# GIVEN INSTRUCTION
Copy each line below without leaving any out.

# EXERCISE INPUT
-- start --

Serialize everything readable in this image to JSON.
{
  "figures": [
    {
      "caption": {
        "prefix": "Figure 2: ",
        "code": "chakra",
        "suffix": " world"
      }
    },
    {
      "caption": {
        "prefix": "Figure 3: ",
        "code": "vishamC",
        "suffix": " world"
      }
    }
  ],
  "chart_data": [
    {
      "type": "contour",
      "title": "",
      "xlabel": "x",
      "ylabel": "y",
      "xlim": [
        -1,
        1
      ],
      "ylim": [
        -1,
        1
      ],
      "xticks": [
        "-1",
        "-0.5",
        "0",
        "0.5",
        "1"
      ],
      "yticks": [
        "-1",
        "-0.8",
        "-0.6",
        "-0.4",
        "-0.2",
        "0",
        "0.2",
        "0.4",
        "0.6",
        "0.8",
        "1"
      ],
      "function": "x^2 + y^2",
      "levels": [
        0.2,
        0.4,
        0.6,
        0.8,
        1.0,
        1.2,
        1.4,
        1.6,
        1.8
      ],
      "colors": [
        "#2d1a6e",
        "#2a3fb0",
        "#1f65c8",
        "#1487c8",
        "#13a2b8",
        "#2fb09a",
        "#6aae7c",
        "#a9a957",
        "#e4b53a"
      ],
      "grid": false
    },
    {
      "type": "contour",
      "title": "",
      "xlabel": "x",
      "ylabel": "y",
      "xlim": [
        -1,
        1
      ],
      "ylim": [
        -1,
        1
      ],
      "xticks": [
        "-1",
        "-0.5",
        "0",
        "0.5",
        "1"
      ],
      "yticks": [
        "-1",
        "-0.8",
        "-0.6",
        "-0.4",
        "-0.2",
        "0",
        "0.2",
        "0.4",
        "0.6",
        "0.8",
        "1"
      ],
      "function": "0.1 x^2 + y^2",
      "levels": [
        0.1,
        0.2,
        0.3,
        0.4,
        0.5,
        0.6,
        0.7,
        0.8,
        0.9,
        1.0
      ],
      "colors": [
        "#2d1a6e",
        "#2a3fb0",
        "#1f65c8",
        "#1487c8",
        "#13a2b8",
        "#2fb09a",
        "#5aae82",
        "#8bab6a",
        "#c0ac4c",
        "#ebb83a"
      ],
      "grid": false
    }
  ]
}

-- end --

# RESPONSE TO THE TASK
Serialize everything readable in this image to JSON.
{
  "figures": [
    {
      "caption": {
        "prefix": "Figure 2: ",
        "code": "chakra",
        "suffix": " world"
      }
    },
    {
      "caption": {
        "prefix": "Figure 3: ",
        "code": "vishamC",
        "suffix": " world"
      }
    }
  ],
  "chart_data": [
    {
      "type": "contour",
      "title": "",
      "xlabel": "x",
      "ylabel": "y",
      "xlim": [
        -1,
        1
      ],
      "ylim": [
        -1,
        1
      ],
      "xticks": [
        "-1",
        "-0.5",
        "0",
        "0.5",
        "1"
      ],
      "yticks": [
        "-1",
        "-0.8",
        "-0.6",
        "-0.4",
        "-0.2",
        "0",
        "0.2",
        "0.4",
        "0.6",
        "0.8",
        "1"
      ],
      "function": "x^2 + y^2",
      "levels": [
        0.2,
        0.4,
        0.6,
        0.8,
        1.0,
        1.2,
        1.4,
        1.6,
        1.8
      ],
      "colors": [
        "#2d1a6e",
        "#2a3fb0",
        "#1f65c8",
        "#1487c8",
        "#13a2b8",
        "#2fb09a",
        "#6aae7c",
        "#a9a957",
        "#e4b53a"
      ],
      "grid": false
    },
    {
      "type": "contour",
      "title": "",
      "xlabel": "x",
      "ylabel": "y",
      "xlim": [
        -1,
        1
      ],
      "ylim": [
        -1,
        1
      ],
      "xticks": [
        "-1",
        "-0.5",
        "0",
        "0.5",
        "1"
      ],
      "yticks": [
        "-1",
        "-0.8",
        "-0.6",
        "-0.4",
        "-0.2",
        "0",
        "0.2",
        "0.4",
        "0.6",
        "0.8",
        "1"
      ],
      "function": "0.1 x^2 + y^2",
      "levels": [
        0.1,
        0.2,
        0.3,
        0.4,
        0.5,
        0.6,
        0.7,
        0.8,
        0.9,
        1.0
      ],
      "colors": [
        "#2d1a6e",
        "#2a3fb0",
        "#1f65c8",
        "#1487c8",
        "#13a2b8",
        "#2fb09a",
        "#5aae82",
        "#8bab6a",
        "#c0ac4c",
        "#ebb83a"
      ],
      "grid": false
    }
  ]
}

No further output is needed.